start Records for processing
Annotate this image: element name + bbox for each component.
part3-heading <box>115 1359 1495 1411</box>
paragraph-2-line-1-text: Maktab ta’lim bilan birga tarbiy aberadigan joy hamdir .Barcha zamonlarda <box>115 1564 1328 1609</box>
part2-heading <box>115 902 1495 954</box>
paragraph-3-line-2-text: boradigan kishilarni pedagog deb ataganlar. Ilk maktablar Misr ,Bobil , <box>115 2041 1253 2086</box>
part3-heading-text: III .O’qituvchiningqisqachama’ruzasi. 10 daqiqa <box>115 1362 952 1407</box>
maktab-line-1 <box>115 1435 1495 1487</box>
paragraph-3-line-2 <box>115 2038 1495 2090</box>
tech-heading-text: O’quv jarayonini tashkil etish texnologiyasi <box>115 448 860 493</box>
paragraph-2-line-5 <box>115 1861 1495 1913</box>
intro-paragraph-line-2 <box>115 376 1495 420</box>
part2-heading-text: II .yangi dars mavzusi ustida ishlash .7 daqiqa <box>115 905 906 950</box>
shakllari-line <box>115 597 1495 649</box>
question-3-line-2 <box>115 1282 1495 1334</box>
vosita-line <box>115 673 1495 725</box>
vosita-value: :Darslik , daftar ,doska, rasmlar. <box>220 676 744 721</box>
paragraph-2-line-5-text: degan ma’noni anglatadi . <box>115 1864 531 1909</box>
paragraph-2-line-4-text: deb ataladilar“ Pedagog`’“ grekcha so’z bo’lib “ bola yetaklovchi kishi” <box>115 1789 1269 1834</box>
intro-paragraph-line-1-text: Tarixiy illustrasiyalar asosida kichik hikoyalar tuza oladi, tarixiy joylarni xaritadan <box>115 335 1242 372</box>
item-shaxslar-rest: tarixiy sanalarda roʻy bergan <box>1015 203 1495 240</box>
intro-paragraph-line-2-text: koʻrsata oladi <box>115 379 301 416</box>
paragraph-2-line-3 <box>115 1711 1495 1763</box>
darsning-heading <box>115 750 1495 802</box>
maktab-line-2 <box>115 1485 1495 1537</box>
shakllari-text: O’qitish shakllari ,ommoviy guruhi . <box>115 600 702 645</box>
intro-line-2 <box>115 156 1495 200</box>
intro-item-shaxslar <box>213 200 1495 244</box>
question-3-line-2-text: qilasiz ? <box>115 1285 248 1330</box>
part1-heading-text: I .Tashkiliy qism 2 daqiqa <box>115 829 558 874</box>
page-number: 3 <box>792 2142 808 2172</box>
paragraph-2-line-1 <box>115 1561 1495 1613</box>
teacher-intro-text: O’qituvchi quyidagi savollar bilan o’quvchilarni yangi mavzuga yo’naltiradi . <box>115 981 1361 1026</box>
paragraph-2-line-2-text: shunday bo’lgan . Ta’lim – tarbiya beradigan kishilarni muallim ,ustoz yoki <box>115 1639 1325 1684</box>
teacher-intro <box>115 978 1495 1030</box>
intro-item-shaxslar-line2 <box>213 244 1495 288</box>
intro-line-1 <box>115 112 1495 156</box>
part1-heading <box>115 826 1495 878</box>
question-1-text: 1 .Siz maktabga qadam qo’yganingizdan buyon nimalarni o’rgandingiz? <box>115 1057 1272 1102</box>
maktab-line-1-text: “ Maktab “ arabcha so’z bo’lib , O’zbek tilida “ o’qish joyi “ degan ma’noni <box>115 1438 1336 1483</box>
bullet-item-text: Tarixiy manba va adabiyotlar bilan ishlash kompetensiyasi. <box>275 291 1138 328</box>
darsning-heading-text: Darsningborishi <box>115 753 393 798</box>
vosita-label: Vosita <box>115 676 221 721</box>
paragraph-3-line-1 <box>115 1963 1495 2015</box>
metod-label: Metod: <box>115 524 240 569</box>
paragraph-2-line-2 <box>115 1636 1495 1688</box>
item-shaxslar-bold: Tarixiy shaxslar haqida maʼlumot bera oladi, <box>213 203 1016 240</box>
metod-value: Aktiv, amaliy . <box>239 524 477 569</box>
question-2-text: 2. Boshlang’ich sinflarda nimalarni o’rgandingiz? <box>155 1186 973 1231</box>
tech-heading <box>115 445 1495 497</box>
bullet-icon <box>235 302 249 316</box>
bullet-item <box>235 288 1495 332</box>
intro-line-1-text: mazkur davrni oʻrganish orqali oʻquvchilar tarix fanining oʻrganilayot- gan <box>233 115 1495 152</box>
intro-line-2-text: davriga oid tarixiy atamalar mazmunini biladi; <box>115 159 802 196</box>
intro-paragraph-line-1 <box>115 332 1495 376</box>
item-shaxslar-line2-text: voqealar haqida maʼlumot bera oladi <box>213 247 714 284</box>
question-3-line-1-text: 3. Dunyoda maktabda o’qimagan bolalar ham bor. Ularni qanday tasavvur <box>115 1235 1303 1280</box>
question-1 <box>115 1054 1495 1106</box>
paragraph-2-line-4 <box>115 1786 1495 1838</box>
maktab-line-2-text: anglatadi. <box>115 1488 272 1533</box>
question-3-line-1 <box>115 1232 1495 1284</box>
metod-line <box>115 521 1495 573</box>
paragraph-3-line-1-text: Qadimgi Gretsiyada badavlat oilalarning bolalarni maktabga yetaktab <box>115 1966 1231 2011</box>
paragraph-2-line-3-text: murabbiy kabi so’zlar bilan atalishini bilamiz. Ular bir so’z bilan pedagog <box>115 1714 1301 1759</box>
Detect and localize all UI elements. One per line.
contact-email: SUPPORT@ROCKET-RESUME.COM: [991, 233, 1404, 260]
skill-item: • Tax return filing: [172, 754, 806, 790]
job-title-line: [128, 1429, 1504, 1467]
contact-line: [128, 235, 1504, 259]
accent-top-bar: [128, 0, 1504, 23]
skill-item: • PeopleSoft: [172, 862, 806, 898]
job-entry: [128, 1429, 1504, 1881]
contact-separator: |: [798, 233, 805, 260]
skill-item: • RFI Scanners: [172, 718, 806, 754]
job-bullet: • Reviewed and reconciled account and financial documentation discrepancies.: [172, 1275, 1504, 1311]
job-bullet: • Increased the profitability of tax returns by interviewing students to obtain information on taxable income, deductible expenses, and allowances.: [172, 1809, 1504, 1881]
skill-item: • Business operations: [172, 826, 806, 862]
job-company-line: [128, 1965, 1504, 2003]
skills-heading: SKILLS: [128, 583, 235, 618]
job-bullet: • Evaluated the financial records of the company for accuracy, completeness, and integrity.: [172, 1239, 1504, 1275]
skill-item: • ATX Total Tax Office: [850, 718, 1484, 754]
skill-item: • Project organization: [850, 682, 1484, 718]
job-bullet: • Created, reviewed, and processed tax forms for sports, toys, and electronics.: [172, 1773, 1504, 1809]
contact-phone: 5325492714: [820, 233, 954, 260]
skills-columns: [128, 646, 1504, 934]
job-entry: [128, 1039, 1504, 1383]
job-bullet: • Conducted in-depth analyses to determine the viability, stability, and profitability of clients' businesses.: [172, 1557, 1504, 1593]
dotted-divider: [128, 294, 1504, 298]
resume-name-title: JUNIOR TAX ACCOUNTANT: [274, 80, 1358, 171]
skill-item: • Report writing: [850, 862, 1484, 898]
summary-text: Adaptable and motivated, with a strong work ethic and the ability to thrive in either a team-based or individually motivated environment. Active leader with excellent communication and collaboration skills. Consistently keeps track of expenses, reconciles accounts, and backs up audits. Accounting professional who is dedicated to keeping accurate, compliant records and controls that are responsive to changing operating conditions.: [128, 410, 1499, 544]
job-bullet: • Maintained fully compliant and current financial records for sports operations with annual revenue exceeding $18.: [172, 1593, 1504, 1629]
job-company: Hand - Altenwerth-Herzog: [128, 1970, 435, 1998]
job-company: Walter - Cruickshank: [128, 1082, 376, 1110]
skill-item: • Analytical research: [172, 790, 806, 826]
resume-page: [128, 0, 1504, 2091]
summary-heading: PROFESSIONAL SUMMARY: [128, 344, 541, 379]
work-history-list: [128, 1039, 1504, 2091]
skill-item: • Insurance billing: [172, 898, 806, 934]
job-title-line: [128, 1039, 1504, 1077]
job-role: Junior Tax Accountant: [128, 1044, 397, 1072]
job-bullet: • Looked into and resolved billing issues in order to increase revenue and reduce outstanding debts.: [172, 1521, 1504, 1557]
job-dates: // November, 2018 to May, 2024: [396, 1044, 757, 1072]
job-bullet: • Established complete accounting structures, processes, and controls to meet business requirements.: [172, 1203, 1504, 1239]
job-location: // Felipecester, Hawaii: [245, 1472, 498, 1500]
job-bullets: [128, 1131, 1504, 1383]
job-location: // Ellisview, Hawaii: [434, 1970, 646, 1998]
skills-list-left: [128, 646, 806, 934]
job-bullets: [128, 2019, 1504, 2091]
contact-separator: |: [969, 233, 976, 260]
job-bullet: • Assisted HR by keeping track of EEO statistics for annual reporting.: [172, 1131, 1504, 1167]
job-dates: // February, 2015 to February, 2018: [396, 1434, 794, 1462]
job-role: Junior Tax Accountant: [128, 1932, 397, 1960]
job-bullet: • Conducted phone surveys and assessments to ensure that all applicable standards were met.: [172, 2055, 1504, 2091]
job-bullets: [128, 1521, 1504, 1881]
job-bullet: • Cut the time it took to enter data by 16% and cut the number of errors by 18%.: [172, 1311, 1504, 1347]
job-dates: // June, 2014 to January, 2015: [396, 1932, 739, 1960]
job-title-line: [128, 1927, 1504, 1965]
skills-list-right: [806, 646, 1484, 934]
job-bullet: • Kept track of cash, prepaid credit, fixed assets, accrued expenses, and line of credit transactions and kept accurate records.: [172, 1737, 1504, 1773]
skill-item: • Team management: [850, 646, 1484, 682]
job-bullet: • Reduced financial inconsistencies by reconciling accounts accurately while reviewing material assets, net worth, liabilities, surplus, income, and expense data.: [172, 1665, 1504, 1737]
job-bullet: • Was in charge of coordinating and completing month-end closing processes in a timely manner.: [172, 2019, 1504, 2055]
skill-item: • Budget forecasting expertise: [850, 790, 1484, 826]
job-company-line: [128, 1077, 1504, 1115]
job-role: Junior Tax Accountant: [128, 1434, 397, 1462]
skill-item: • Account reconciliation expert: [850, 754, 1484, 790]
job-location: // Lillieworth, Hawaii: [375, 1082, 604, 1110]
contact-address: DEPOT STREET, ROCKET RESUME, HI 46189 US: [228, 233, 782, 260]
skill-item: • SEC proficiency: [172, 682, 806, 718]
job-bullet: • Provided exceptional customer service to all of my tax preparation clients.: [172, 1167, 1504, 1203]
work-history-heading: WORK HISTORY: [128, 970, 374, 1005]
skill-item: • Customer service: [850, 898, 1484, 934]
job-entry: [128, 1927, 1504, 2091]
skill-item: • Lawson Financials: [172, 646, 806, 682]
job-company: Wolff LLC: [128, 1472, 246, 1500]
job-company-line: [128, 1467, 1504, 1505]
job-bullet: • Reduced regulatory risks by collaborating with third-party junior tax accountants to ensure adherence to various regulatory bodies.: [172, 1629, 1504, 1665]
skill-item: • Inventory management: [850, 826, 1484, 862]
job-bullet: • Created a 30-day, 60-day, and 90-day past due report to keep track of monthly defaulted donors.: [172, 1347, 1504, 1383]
end Records for processing
Exercise directions: Rewrite the lines from the first one through the line containing "teacher-intro-text: O’qituvchi quyidagi", swapping "daqiqa" for "minut" wherever it occurs and leaving everything else unchanged. Return only those lines.

Solved problem:
Annotate this image: element name + bbox for each component.
part3-heading <box>115 1359 1495 1411</box>
paragraph-2-line-1-text: Maktab ta’lim bilan birga tarbiy aberadigan joy hamdir .Barcha zamonlarda <box>115 1564 1328 1609</box>
part2-heading <box>115 902 1495 954</box>
paragraph-3-line-2-text: boradigan kishilarni pedagog deb ataganlar. Ilk maktablar Misr ,Bobil , <box>115 2041 1253 2086</box>
part3-heading-text: III .O’qituvchiningqisqachama’ruzasi. 10 minut <box>115 1362 952 1407</box>
maktab-line-1 <box>115 1435 1495 1487</box>
paragraph-3-line-2 <box>115 2038 1495 2090</box>
tech-heading-text: O’quv jarayonini tashkil etish texnologiyasi <box>115 448 860 493</box>
paragraph-2-line-5 <box>115 1861 1495 1913</box>
intro-paragraph-line-2 <box>115 376 1495 420</box>
part2-heading-text: II .yangi dars mavzusi ustida ishlash .7 minut <box>115 905 906 950</box>
shakllari-line <box>115 597 1495 649</box>
question-3-line-2 <box>115 1282 1495 1334</box>
vosita-line <box>115 673 1495 725</box>
vosita-value: :Darslik , daftar ,doska, rasmlar. <box>220 676 744 721</box>
paragraph-2-line-5-text: degan ma’noni anglatadi . <box>115 1864 531 1909</box>
paragraph-2-line-4-text: deb ataladilar“ Pedagog`’“ grekcha so’z bo’lib “ bola yetaklovchi kishi” <box>115 1789 1269 1834</box>
intro-paragraph-line-1-text: Tarixiy illustrasiyalar asosida kichik hikoyalar tuza oladi, tarixiy joylarni xaritadan <box>115 335 1242 372</box>
item-shaxslar-rest: tarixiy sanalarda roʻy bergan <box>1015 203 1495 240</box>
intro-paragraph-line-2-text: koʻrsata oladi <box>115 379 301 416</box>
paragraph-2-line-3 <box>115 1711 1495 1763</box>
darsning-heading <box>115 750 1495 802</box>
maktab-line-2 <box>115 1485 1495 1537</box>
shakllari-text: O’qitish shakllari ,ommoviy guruhi . <box>115 600 702 645</box>
intro-line-2 <box>115 156 1495 200</box>
intro-item-shaxslar <box>213 200 1495 244</box>
question-3-line-2-text: qilasiz ? <box>115 1285 248 1330</box>
part1-heading-text: I .Tashkiliy qism 2 minut <box>115 829 558 874</box>
page-number: 3 <box>792 2142 808 2172</box>
paragraph-2-line-1 <box>115 1561 1495 1613</box>
teacher-intro-text: O’qituvchi quyidagi savollar bilan o’quvchilarni yangi mavzuga yo’naltiradi . <box>115 981 1361 1026</box>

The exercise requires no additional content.